Source material:
_____

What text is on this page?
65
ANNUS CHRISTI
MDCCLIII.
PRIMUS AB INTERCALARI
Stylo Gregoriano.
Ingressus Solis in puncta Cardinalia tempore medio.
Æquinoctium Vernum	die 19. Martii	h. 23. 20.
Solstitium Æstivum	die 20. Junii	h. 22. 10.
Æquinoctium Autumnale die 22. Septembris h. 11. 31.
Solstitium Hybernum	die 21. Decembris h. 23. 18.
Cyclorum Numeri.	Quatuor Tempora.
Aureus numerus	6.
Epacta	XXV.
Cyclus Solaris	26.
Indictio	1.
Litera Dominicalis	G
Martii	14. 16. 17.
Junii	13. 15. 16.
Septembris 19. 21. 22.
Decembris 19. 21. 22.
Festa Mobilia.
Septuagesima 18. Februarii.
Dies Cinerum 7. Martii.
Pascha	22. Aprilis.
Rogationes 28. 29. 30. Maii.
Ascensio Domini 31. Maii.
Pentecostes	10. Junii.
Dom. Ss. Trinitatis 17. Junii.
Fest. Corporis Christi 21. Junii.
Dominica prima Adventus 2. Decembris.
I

_____

Your task: Your task is to repeat each line of the material exactly.

Problem solution:
What text is on this page?
65
ANNUS CHRISTI
MDCCLIII.
PRIMUS AB INTERCALARI
Stylo Gregoriano.
Ingressus Solis in puncta Cardinalia tempore medio.
Æquinoctium Vernum	die 19. Martii	h. 23. 20.
Solstitium Æstivum	die 20. Junii	h. 22. 10.
Æquinoctium Autumnale die 22. Septembris h. 11. 31.
Solstitium Hybernum	die 21. Decembris h. 23. 18.
Cyclorum Numeri.	Quatuor Tempora.
Aureus numerus	6.
Epacta	XXV.
Cyclus Solaris	26.
Indictio	1.
Litera Dominicalis	G
Martii	14. 16. 17.
Junii	13. 15. 16.
Septembris 19. 21. 22.
Decembris 19. 21. 22.
Festa Mobilia.
Septuagesima 18. Februarii.
Dies Cinerum 7. Martii.
Pascha	22. Aprilis.
Rogationes 28. 29. 30. Maii.
Ascensio Domini 31. Maii.
Pentecostes	10. Junii.
Dom. Ss. Trinitatis 17. Junii.
Fest. Corporis Christi 21. Junii.
Dominica prima Adventus 2. Decembris.
I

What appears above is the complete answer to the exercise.